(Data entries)
──────────────────────────────

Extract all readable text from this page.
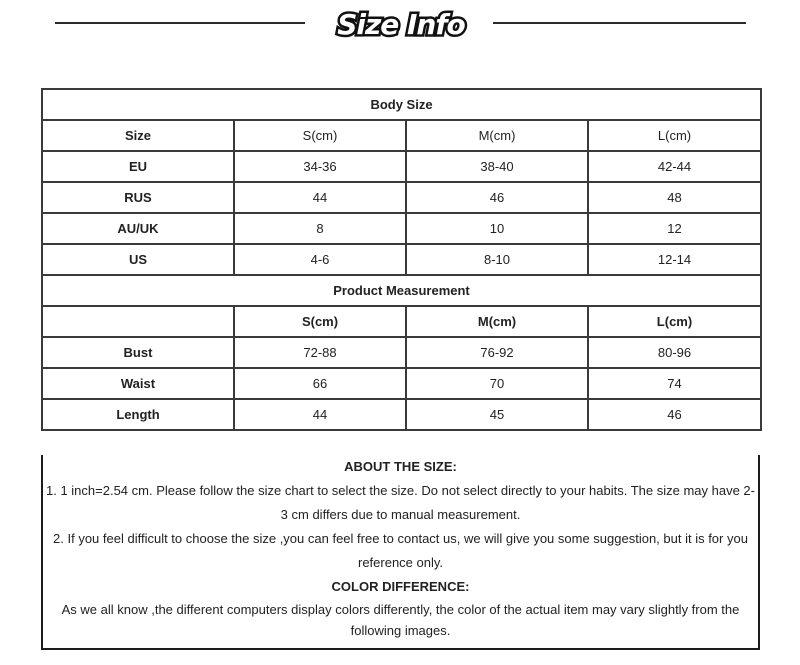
Size Info
Body Size			
Size	S(cm)	M(cm)	L(cm)
EU	34-36	38-40	42-44
RUS	44	46	48
AU/UK	8	10	12
US	4-6	8-10	12-14
Product Measurement			
	S(cm)	M(cm)	L(cm)
Bust	72-88	76-92	80-96
Waist	66	70	74
Length	44	45	46

ABOUT THE SIZE:

1. 1 inch=2.54 cm. Please follow the size chart to select the size. Do not select directly to your habits. The size may have 2-3 cm differs due to manual measurement.

2. If you feel difficult to choose the size ,you can feel free to contact us, we will give you some suggestion, but it is for you reference only.

COLOR DIFFERENCE:

As we all know ,the different computers display colors differently, the color of the actual item may vary slightly from the following images.
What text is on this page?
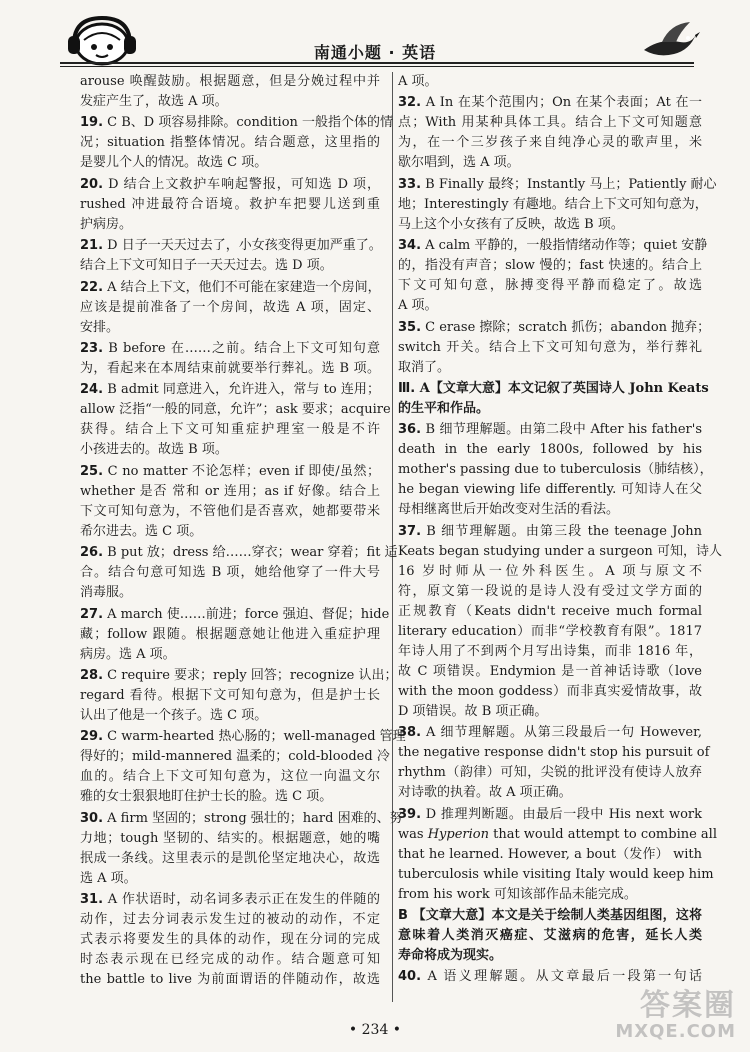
南通小题 · 英语
arouse 唤醒鼓励。根据题意，但是分娩过程中并
发症产生了，故选 A 项。
19. C B、D 项容易排除。condition 一般指个体的情
况；situation 指整体情况。结合题意，这里指的
是婴儿个人的情况。故选 C 项。
20. D 结合上文救护车响起警报，可知选 D 项，
rushed 冲进最符合语境。救护车把婴儿送到重
护病房。
21. D 日子一天天过去了，小女孩变得更加严重了。
结合上下文可知日子一天天过去。选 D 项。
22. A 结合上下文，他们不可能在家建造一个房间，
应该是提前准备了一个房间，故选 A 项，固定、
安排。
23. B before 在……之前。结合上下文可知句意
为，看起来在本周结束前就要举行葬礼。选 B 项。
24. B admit 同意进入，允许进入，常与 to 连用；
allow 泛指“一般的同意，允许”；ask 要求；acquire
获得。结合上下文可知重症护理室一般是不许
小孩进去的。故选 B 项。
25. C no matter 不论怎样；even if 即使/虽然；
whether 是否 常和 or 连用；as if 好像。结合上
下文可知句意为，不管他们是否喜欢，她都要带米
希尔进去。选 C 项。
26. B put 放；dress 给……穿衣；wear 穿着；fit 适
合。结合句意可知选 B 项，她给他穿了一件大号
消毒服。
27. A march 使……前进；force 强迫、督促；hide
藏；follow 跟随。根据题意她让他进入重症护理
病房。选 A 项。
28. C require 要求；reply 回答；recognize 认出；
regard 看待。根据下文可知句意为，但是护士长
认出了他是一个孩子。选 C 项。
29. C warm-hearted 热心肠的；well-managed 管理
得好的；mild-mannered 温柔的；cold-blooded 冷
血的。结合上下文可知句意为，这位一向温文尔
雅的女士狠狠地盯住护士长的脸。选 C 项。
30. A firm 坚固的；strong 强壮的；hard 困难的、努
力地；tough 坚韧的、结实的。根据题意，她的嘴
抿成一条线。这里表示的是凯伦坚定地决心，故选
选 A 项。
31. A 作状语时，动名词多表示正在发生的伴随的
动作，过去分词表示发生过的被动的动作，不定
式表示将要发生的具体的动作，现在分词的完成
时态表示现在已经完成的动作。结合题意可知
the battle to live 为前面谓语的伴随动作，故选
A 项。
32. A In 在某个范围内；On 在某个表面；At 在一
点；With 用某种具体工具。结合上下文可知题意
为，在一个三岁孩子来自纯净心灵的歌声里，米
歇尔唱到，选 A 项。
33. B Finally 最终；Instantly 马上；Patiently 耐心
地；Interestingly 有趣地。结合上下文可知句意为，
马上这个小女孩有了反映，故选 B 项。
34. A calm 平静的，一般指情绪动作等；quiet 安静
的，指没有声音；slow 慢的；fast 快速的。结合上
下文可知句意，脉搏变得平静而稳定了。故选
A 项。
35. C erase 擦除；scratch 抓伤；abandon 抛弃；
switch 开关。结合上下文可知句意为，举行葬礼
取消了。
Ⅲ. A【文章大意】本文记叙了英国诗人 John Keats
的生平和作品。
36. B 细节理解题。由第二段中 After his father's
death in the early 1800s, followed by his
mother's passing due to tuberculosis（肺结核），
he began viewing life differently. 可知诗人在父
母相继离世后开始改变对生活的看法。
37. B 细节理解题。由第三段 the teenage John
Keats began studying under a surgeon 可知，诗人
16 岁时师从一位外科医生。A 项与原文不
符，原文第一段说的是诗人没有受过文学方面的
正规教育（Keats didn't receive much formal
literary education）而非“学校教育有限”。1817
年诗人用了不到两个月写出诗集，而非 1816 年，
故 C 项错误。Endymion 是一首神话诗歌（love
with the moon goddess）而非真实爱情故事，故
D 项错误。故 B 项正确。
38. A 细节理解题。从第三段最后一句 However,
the negative response didn't stop his pursuit of
rhythm（韵律）可知，尖锐的批评没有使诗人放弃
对诗歌的执着。故 A 项正确。
39. D 推理判断题。由最后一段中 His next work
was Hyperion that would attempt to combine all
that he learned. However, a bout（发作） with
tuberculosis while visiting Italy would keep him
from his work 可知该部作品未能完成。
B 【文章大意】本文是关于绘制人类基因组图，这将
意味着人类消灭癌症、艾滋病的危害，延长人类
寿命将成为现实。
40. A 语义理解题。从文章最后一段第一句话
• 234 •
答案圈
MXQE.COM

──────────────────────────────

- _Requirement_:
Print out the material word for word, omitting the pictures.

- _Reply_:
Extract all readable text from this page.
Size Info
Body Size			
Size	S(cm)	M(cm)	L(cm)
EU	34-36	38-40	42-44
RUS	44	46	48
AU/UK	8	10	12
US	4-6	8-10	12-14
Product Measurement			
	S(cm)	M(cm)	L(cm)
Bust	72-88	76-92	80-96
Waist	66	70	74
Length	44	45	46

ABOUT THE SIZE:

1. 1 inch=2.54 cm. Please follow the size chart to select the size. Do not select directly to your habits. The size may have 2-3 cm differs due to manual measurement.

2. If you feel difficult to choose the size ,you can feel free to contact us, we will give you some suggestion, but it is for you reference only.

COLOR DIFFERENCE:

As we all know ,the different computers display colors differently, the color of the actual item may vary slightly from the following images.
What text is on this page?
南通小题 · 英语
arouse 唤醒鼓励。根据题意，但是分娩过程中并
发症产生了，故选 A 项。
19. C B、D 项容易排除。condition 一般指个体的情
况；situation 指整体情况。结合题意，这里指的
是婴儿个人的情况。故选 C 项。
20. D 结合上文救护车响起警报，可知选 D 项，
rushed 冲进最符合语境。救护车把婴儿送到重
护病房。
21. D 日子一天天过去了，小女孩变得更加严重了。
结合上下文可知日子一天天过去。选 D 项。
22. A 结合上下文，他们不可能在家建造一个房间，
应该是提前准备了一个房间，故选 A 项，固定、
安排。
23. B before 在……之前。结合上下文可知句意
为，看起来在本周结束前就要举行葬礼。选 B 项。
24. B admit 同意进入，允许进入，常与 to 连用；
allow 泛指“一般的同意，允许”；ask 要求；acquire
获得。结合上下文可知重症护理室一般是不许
小孩进去的。故选 B 项。
25. C no matter 不论怎样；even if 即使/虽然；
whether 是否 常和 or 连用；as if 好像。结合上
下文可知句意为，不管他们是否喜欢，她都要带米
希尔进去。选 C 项。
26. B put 放；dress 给……穿衣；wear 穿着；fit 适
合。结合句意可知选 B 项，她给他穿了一件大号
消毒服。
27. A march 使……前进；force 强迫、督促；hide
藏；follow 跟随。根据题意她让他进入重症护理
病房。选 A 项。
28. C require 要求；reply 回答；recognize 认出；
regard 看待。根据下文可知句意为，但是护士长
认出了他是一个孩子。选 C 项。
29. C warm-hearted 热心肠的；well-managed 管理
得好的；mild-mannered 温柔的；cold-blooded 冷
血的。结合上下文可知句意为，这位一向温文尔
雅的女士狠狠地盯住护士长的脸。选 C 项。
30. A firm 坚固的；strong 强壮的；hard 困难的、努
力地；tough 坚韧的、结实的。根据题意，她的嘴
抿成一条线。这里表示的是凯伦坚定地决心，故选
选 A 项。
31. A 作状语时，动名词多表示正在发生的伴随的
动作，过去分词表示发生过的被动的动作，不定
式表示将要发生的具体的动作，现在分词的完成
时态表示现在已经完成的动作。结合题意可知
the battle to live 为前面谓语的伴随动作，故选
A 项。
32. A In 在某个范围内；On 在某个表面；At 在一
点；With 用某种具体工具。结合上下文可知题意
为，在一个三岁孩子来自纯净心灵的歌声里，米
歇尔唱到，选 A 项。
33. B Finally 最终；Instantly 马上；Patiently 耐心
地；Interestingly 有趣地。结合上下文可知句意为，
马上这个小女孩有了反映，故选 B 项。
34. A calm 平静的，一般指情绪动作等；quiet 安静
的，指没有声音；slow 慢的；fast 快速的。结合上
下文可知句意，脉搏变得平静而稳定了。故选
A 项。
35. C erase 擦除；scratch 抓伤；abandon 抛弃；
switch 开关。结合上下文可知句意为，举行葬礼
取消了。
Ⅲ. A【文章大意】本文记叙了英国诗人 John Keats
的生平和作品。
36. B 细节理解题。由第二段中 After his father's
death in the early 1800s, followed by his
mother's passing due to tuberculosis（肺结核），
he began viewing life differently. 可知诗人在父
母相继离世后开始改变对生活的看法。
37. B 细节理解题。由第三段 the teenage John
Keats began studying under a surgeon 可知，诗人
16 岁时师从一位外科医生。A 项与原文不
符，原文第一段说的是诗人没有受过文学方面的
正规教育（Keats didn't receive much formal
literary education）而非“学校教育有限”。1817
年诗人用了不到两个月写出诗集，而非 1816 年，
故 C 项错误。Endymion 是一首神话诗歌（love
with the moon goddess）而非真实爱情故事，故
D 项错误。故 B 项正确。
38. A 细节理解题。从第三段最后一句 However,
the negative response didn't stop his pursuit of
rhythm（韵律）可知，尖锐的批评没有使诗人放弃
对诗歌的执着。故 A 项正确。
39. D 推理判断题。由最后一段中 His next work
was Hyperion that would attempt to combine all
that he learned. However, a bout（发作） with
tuberculosis while visiting Italy would keep him
from his work 可知该部作品未能完成。
B 【文章大意】本文是关于绘制人类基因组图，这将
意味着人类消灭癌症、艾滋病的危害，延长人类
寿命将成为现实。
40. A 语义理解题。从文章最后一段第一句话
• 234 •
答案圈
MXQE.COM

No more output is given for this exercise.